### PROBLEM
Can you copy out the data exactly? Leave the images out.

○ ○ ○ ○ ○ ○ ○

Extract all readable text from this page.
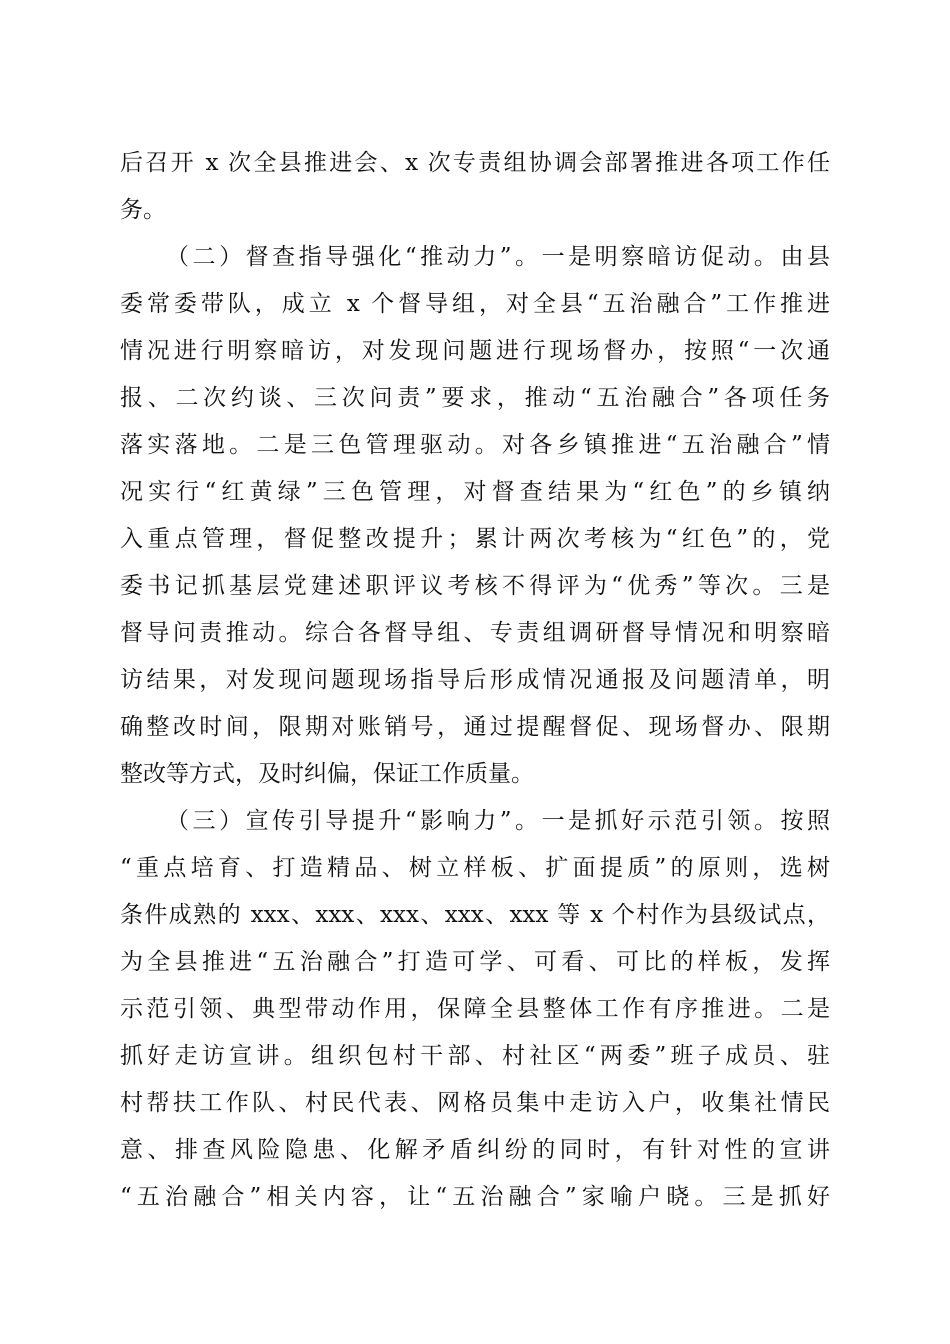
后召开 x 次全县推进会、x 次专责组协调会部署推进各项工作任
务。
（二）督查指导强化“推动力”。一是明察暗访促动。由县
委常委带队，成立 x 个督导组，对全县“五治融合”工作推进
情况进行明察暗访，对发现问题进行现场督办，按照“一次通
报、二次约谈、三次问责”要求，推动“五治融合”各项任务
落实落地。二是三色管理驱动。对各乡镇推进“五治融合”情
况实行“红黄绿”三色管理，对督查结果为“红色”的乡镇纳
入重点管理，督促整改提升；累计两次考核为“红色”的，党
委书记抓基层党建述职评议考核不得评为“优秀”等次。三是
督导问责推动。综合各督导组、专责组调研督导情况和明察暗
访结果，对发现问题现场指导后形成情况通报及问题清单，明
确整改时间，限期对账销号，通过提醒督促、现场督办、限期
整改等方式，及时纠偏，保证工作质量。
（三）宣传引导提升“影响力”。一是抓好示范引领。按照
“重点培育、打造精品、树立样板、扩面提质”的原则，选树
条件成熟的 xxx、xxx、xxx、xxx、xxx 等 x 个村作为县级试点，
为全县推进“五治融合”打造可学、可看、可比的样板，发挥
示范引领、典型带动作用，保障全县整体工作有序推进。二是
抓好走访宣讲。组织包村干部、村社区“两委”班子成员、驻
村帮扶工作队、村民代表、网格员集中走访入户，收集社情民
意、排查风险隐患、化解矛盾纠纷的同时，有针对性的宣讲
“五治融合”相关内容，让“五治融合”家喻户晓。三是抓好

○ ○ ○ ○ ○ ○ ○

### WRITTEN SOLUTION
Extract all readable text from this page.
后召开 x 次全县推进会、x 次专责组协调会部署推进各项工作任
务。
（二）督查指导强化“推动力”。一是明察暗访促动。由县
委常委带队，成立 x 个督导组，对全县“五治融合”工作推进
情况进行明察暗访，对发现问题进行现场督办，按照“一次通
报、二次约谈、三次问责”要求，推动“五治融合”各项任务
落实落地。二是三色管理驱动。对各乡镇推进“五治融合”情
况实行“红黄绿”三色管理，对督查结果为“红色”的乡镇纳
入重点管理，督促整改提升；累计两次考核为“红色”的，党
委书记抓基层党建述职评议考核不得评为“优秀”等次。三是
督导问责推动。综合各督导组、专责组调研督导情况和明察暗
访结果，对发现问题现场指导后形成情况通报及问题清单，明
确整改时间，限期对账销号，通过提醒督促、现场督办、限期
整改等方式，及时纠偏，保证工作质量。
（三）宣传引导提升“影响力”。一是抓好示范引领。按照
“重点培育、打造精品、树立样板、扩面提质”的原则，选树
条件成熟的 xxx、xxx、xxx、xxx、xxx 等 x 个村作为县级试点，
为全县推进“五治融合”打造可学、可看、可比的样板，发挥
示范引领、典型带动作用，保障全县整体工作有序推进。二是
抓好走访宣讲。组织包村干部、村社区“两委”班子成员、驻
村帮扶工作队、村民代表、网格员集中走访入户，收集社情民
意、排查风险隐患、化解矛盾纠纷的同时，有针对性的宣讲
“五治融合”相关内容，让“五治融合”家喻户晓。三是抓好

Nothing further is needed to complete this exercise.